● **Directive**: Reproduce the data exactly.

● **The input**:
************

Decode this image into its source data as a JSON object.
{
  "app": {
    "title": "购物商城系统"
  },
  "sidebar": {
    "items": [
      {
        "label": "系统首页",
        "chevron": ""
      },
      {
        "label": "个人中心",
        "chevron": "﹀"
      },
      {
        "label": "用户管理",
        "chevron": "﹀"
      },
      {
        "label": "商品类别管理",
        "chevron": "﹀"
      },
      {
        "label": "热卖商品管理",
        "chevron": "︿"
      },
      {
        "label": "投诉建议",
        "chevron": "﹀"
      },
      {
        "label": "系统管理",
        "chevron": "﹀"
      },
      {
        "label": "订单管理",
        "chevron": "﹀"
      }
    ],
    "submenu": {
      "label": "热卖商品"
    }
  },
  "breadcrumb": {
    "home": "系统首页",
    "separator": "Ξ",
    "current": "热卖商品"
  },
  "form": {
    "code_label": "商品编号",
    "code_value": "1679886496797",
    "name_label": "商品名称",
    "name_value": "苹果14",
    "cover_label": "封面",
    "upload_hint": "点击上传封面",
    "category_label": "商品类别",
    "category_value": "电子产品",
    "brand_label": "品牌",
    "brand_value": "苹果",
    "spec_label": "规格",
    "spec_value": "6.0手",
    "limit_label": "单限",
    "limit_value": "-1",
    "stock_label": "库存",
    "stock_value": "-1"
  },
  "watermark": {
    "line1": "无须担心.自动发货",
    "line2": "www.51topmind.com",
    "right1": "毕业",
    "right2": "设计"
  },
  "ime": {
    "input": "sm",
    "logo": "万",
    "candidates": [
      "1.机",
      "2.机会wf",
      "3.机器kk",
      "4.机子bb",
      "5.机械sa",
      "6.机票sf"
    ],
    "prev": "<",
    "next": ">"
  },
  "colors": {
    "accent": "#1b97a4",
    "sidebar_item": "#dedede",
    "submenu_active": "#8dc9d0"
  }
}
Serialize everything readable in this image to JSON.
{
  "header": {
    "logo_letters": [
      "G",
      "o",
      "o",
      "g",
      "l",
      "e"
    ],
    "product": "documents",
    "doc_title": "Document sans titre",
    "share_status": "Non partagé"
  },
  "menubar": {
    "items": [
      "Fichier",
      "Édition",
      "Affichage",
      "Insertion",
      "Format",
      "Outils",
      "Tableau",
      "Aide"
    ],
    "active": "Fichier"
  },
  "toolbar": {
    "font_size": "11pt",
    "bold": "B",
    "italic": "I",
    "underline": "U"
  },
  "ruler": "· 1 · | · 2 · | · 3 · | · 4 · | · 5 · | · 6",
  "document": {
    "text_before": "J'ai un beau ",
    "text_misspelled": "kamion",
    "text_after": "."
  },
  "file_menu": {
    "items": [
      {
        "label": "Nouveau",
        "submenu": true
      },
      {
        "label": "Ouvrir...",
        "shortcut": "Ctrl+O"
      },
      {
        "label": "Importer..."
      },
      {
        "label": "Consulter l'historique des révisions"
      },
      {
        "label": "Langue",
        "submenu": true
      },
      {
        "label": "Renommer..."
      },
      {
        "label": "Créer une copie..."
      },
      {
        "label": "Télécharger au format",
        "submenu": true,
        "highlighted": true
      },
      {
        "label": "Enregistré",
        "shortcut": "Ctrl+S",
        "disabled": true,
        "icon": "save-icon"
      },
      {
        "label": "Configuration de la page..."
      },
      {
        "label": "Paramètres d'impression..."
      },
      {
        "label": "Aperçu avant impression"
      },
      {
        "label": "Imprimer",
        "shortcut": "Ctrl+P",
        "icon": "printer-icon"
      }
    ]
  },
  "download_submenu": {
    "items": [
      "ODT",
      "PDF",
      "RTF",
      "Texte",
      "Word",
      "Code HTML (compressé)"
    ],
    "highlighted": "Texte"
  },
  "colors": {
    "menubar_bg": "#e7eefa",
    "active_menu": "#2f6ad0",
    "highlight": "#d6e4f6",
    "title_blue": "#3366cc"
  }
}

************

● **Solution**:
Decode this image into its source data as a JSON object.
{
  "app": {
    "title": "购物商城系统"
  },
  "sidebar": {
    "items": [
      {
        "label": "系统首页",
        "chevron": ""
      },
      {
        "label": "个人中心",
        "chevron": "﹀"
      },
      {
        "label": "用户管理",
        "chevron": "﹀"
      },
      {
        "label": "商品类别管理",
        "chevron": "﹀"
      },
      {
        "label": "热卖商品管理",
        "chevron": "︿"
      },
      {
        "label": "投诉建议",
        "chevron": "﹀"
      },
      {
        "label": "系统管理",
        "chevron": "﹀"
      },
      {
        "label": "订单管理",
        "chevron": "﹀"
      }
    ],
    "submenu": {
      "label": "热卖商品"
    }
  },
  "breadcrumb": {
    "home": "系统首页",
    "separator": "Ξ",
    "current": "热卖商品"
  },
  "form": {
    "code_label": "商品编号",
    "code_value": "1679886496797",
    "name_label": "商品名称",
    "name_value": "苹果14",
    "cover_label": "封面",
    "upload_hint": "点击上传封面",
    "category_label": "商品类别",
    "category_value": "电子产品",
    "brand_label": "品牌",
    "brand_value": "苹果",
    "spec_label": "规格",
    "spec_value": "6.0手",
    "limit_label": "单限",
    "limit_value": "-1",
    "stock_label": "库存",
    "stock_value": "-1"
  },
  "watermark": {
    "line1": "无须担心.自动发货",
    "line2": "www.51topmind.com",
    "right1": "毕业",
    "right2": "设计"
  },
  "ime": {
    "input": "sm",
    "logo": "万",
    "candidates": [
      "1.机",
      "2.机会wf",
      "3.机器kk",
      "4.机子bb",
      "5.机械sa",
      "6.机票sf"
    ],
    "prev": "<",
    "next": ">"
  },
  "colors": {
    "accent": "#1b97a4",
    "sidebar_item": "#dedede",
    "submenu_active": "#8dc9d0"
  }
}
Serialize everything readable in this image to JSON.
{
  "header": {
    "logo_letters": [
      "G",
      "o",
      "o",
      "g",
      "l",
      "e"
    ],
    "product": "documents",
    "doc_title": "Document sans titre",
    "share_status": "Non partagé"
  },
  "menubar": {
    "items": [
      "Fichier",
      "Édition",
      "Affichage",
      "Insertion",
      "Format",
      "Outils",
      "Tableau",
      "Aide"
    ],
    "active": "Fichier"
  },
  "toolbar": {
    "font_size": "11pt",
    "bold": "B",
    "italic": "I",
    "underline": "U"
  },
  "ruler": "· 1 · | · 2 · | · 3 · | · 4 · | · 5 · | · 6",
  "document": {
    "text_before": "J'ai un beau ",
    "text_misspelled": "kamion",
    "text_after": "."
  },
  "file_menu": {
    "items": [
      {
        "label": "Nouveau",
        "submenu": true
      },
      {
        "label": "Ouvrir...",
        "shortcut": "Ctrl+O"
      },
      {
        "label": "Importer..."
      },
      {
        "label": "Consulter l'historique des révisions"
      },
      {
        "label": "Langue",
        "submenu": true
      },
      {
        "label": "Renommer..."
      },
      {
        "label": "Créer une copie..."
      },
      {
        "label": "Télécharger au format",
        "submenu": true,
        "highlighted": true
      },
      {
        "label": "Enregistré",
        "shortcut": "Ctrl+S",
        "disabled": true,
        "icon": "save-icon"
      },
      {
        "label": "Configuration de la page..."
      },
      {
        "label": "Paramètres d'impression..."
      },
      {
        "label": "Aperçu avant impression"
      },
      {
        "label": "Imprimer",
        "shortcut": "Ctrl+P",
        "icon": "printer-icon"
      }
    ]
  },
  "download_submenu": {
    "items": [
      "ODT",
      "PDF",
      "RTF",
      "Texte",
      "Word",
      "Code HTML (compressé)"
    ],
    "highlighted": "Texte"
  },
  "colors": {
    "menubar_bg": "#e7eefa",
    "active_menu": "#2f6ad0",
    "highlight": "#d6e4f6",
    "title_blue": "#3366cc"
  }
}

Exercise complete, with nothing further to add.